Report all lines from the entries below in which "OpenClaw" appears.
::: Entries provided
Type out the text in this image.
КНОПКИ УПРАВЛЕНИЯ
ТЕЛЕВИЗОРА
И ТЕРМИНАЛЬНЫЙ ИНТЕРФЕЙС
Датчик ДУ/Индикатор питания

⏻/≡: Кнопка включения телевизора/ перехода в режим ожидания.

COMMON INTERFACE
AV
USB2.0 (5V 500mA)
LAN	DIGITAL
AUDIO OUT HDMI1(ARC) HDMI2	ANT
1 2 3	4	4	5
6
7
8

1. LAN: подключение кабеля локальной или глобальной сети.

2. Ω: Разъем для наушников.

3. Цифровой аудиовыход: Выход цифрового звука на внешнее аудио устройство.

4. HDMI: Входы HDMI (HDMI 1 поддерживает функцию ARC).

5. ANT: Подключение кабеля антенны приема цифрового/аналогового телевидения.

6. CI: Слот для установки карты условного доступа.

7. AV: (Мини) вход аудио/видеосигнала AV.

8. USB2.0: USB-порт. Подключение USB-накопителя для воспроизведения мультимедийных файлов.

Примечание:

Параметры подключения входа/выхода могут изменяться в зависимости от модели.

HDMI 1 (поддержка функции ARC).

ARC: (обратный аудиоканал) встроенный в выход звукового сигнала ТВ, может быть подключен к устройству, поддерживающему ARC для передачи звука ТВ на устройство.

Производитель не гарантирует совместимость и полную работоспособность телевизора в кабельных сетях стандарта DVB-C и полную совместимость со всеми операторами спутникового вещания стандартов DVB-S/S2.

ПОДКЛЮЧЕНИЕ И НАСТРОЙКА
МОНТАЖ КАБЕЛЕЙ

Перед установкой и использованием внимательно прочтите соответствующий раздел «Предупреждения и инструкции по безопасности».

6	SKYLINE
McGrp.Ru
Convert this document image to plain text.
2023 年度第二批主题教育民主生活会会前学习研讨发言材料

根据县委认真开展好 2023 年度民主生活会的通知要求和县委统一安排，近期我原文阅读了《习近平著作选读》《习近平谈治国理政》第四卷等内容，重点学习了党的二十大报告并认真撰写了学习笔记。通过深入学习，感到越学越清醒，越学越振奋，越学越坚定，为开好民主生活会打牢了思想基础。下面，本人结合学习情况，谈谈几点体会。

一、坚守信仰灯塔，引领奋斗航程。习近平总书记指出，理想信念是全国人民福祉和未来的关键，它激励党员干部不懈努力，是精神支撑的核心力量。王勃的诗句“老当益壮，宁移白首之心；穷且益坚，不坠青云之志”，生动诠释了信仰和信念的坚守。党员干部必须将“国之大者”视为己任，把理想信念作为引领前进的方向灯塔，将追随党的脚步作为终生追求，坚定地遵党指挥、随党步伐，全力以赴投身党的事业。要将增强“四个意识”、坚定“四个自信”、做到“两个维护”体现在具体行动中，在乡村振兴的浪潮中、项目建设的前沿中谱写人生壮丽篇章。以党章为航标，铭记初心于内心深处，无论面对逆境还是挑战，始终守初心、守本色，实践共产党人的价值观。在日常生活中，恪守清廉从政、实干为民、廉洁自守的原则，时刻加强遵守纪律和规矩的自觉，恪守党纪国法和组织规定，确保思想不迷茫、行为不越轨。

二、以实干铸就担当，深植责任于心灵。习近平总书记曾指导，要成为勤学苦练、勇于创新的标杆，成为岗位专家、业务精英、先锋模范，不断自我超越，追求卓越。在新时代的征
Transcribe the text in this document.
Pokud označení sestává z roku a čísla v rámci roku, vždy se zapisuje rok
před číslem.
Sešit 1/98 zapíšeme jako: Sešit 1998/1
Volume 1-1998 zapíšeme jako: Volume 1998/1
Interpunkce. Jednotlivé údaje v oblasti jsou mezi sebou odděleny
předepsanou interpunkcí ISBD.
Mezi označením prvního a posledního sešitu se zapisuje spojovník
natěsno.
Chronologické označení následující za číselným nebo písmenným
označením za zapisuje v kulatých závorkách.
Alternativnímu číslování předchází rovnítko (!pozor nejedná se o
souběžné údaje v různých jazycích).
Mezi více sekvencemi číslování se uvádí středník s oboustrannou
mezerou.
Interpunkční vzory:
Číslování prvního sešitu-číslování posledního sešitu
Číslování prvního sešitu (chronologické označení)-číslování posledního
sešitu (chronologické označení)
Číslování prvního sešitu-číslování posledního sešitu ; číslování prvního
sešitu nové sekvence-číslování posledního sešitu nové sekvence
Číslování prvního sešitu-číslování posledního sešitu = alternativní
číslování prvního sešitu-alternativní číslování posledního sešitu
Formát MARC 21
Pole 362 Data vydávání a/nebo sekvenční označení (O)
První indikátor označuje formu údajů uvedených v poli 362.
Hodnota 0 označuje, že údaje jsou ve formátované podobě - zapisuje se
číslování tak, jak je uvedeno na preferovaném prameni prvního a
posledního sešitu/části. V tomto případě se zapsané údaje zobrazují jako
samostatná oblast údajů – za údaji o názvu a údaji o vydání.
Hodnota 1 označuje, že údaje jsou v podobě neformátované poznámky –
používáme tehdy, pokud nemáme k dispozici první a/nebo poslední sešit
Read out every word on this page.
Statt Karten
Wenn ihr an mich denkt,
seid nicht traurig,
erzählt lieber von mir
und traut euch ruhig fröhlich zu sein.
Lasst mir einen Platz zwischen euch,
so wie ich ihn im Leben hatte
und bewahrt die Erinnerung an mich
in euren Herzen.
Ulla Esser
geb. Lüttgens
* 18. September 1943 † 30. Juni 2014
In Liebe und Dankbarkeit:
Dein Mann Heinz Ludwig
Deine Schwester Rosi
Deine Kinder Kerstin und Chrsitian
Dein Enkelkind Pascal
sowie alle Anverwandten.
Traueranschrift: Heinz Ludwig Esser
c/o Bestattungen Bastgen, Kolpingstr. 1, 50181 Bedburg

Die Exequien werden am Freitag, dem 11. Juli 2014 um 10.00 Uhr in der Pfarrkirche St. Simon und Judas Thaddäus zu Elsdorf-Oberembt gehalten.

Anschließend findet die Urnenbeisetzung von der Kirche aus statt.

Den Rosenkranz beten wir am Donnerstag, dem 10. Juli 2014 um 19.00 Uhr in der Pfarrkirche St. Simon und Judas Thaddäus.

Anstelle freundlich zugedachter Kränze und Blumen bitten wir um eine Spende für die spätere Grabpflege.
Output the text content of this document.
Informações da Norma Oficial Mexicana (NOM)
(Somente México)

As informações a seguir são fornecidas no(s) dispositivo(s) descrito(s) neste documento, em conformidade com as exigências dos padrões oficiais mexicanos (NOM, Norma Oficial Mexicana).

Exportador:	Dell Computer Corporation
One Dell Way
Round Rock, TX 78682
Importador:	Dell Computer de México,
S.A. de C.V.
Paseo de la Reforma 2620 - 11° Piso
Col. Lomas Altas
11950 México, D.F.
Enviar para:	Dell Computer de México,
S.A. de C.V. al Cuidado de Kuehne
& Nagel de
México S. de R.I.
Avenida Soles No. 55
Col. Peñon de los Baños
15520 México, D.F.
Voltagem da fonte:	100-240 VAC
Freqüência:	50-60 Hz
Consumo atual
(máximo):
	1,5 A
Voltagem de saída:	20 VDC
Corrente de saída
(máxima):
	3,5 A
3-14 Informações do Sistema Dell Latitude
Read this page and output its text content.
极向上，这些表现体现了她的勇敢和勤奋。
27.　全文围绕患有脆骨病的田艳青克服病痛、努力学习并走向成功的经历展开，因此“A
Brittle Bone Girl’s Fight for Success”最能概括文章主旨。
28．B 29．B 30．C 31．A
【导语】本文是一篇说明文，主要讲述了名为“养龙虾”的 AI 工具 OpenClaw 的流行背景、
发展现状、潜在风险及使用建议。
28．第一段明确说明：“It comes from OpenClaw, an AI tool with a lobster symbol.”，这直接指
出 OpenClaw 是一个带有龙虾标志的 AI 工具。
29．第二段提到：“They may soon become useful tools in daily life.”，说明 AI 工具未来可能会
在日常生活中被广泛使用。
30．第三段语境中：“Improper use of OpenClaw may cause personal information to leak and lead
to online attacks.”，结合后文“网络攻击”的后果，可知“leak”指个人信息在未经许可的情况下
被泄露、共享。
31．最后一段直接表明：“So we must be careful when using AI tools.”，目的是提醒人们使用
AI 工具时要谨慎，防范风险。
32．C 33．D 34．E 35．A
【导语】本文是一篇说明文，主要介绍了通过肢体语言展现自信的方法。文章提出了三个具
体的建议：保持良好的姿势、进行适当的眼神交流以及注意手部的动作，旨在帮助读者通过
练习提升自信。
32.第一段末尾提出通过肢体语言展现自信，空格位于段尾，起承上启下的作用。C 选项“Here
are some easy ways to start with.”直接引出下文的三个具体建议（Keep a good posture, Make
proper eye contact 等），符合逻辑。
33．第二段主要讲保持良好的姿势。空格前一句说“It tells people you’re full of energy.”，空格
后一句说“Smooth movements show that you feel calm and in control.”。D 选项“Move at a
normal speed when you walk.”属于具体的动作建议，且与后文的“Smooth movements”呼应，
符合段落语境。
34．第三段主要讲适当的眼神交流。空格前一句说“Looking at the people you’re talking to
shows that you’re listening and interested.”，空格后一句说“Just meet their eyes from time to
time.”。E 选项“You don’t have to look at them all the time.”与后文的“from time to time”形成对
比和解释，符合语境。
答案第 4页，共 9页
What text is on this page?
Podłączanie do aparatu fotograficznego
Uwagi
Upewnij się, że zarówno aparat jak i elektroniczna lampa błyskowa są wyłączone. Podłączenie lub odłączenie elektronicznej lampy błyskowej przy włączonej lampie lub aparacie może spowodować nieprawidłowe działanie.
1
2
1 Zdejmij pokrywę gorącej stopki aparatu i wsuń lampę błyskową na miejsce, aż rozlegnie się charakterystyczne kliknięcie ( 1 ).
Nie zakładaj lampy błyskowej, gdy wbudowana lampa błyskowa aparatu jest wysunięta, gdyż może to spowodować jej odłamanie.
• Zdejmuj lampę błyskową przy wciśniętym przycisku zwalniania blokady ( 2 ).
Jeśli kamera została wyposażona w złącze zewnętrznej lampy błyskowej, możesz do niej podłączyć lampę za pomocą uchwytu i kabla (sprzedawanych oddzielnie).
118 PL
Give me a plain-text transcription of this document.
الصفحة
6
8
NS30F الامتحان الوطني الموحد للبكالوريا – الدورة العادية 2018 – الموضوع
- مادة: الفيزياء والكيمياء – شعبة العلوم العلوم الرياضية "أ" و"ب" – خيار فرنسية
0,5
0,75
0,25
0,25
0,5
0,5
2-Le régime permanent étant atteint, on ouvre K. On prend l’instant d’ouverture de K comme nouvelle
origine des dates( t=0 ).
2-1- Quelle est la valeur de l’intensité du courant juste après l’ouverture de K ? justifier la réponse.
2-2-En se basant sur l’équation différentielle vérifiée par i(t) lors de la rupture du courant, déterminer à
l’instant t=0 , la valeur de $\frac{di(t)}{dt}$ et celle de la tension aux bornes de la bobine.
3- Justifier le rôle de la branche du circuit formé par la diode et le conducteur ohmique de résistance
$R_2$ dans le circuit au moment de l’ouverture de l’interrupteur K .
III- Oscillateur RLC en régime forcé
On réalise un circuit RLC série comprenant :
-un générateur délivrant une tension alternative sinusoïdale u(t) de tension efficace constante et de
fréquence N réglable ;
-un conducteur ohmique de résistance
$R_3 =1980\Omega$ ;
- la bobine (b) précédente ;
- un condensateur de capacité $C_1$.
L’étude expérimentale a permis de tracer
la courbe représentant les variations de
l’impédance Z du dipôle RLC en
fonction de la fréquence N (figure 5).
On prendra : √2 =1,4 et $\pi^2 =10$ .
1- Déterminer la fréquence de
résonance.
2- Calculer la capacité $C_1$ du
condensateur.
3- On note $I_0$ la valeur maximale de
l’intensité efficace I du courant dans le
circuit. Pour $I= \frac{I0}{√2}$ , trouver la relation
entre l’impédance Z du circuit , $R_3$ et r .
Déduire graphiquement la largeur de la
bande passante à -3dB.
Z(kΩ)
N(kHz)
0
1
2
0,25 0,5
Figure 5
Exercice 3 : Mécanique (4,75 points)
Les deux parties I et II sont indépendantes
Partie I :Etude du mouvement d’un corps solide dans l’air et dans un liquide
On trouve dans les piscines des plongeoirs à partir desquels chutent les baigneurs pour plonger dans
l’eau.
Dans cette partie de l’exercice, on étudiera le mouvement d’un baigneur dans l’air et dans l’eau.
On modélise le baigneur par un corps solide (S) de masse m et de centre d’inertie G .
::::::
[The answer]
【导语】本文是一篇说明文，主要讲述了名为“养龙虾”的 AI 工具 OpenClaw 的流行背景、
28．第一段明确说明：“It comes from OpenClaw, an AI tool with a lobster symbol.”，这直接指
出 OpenClaw 是一个带有龙虾标志的 AI 工具。
30．第三段语境中：“Improper use of OpenClaw may cause personal information to leak and lead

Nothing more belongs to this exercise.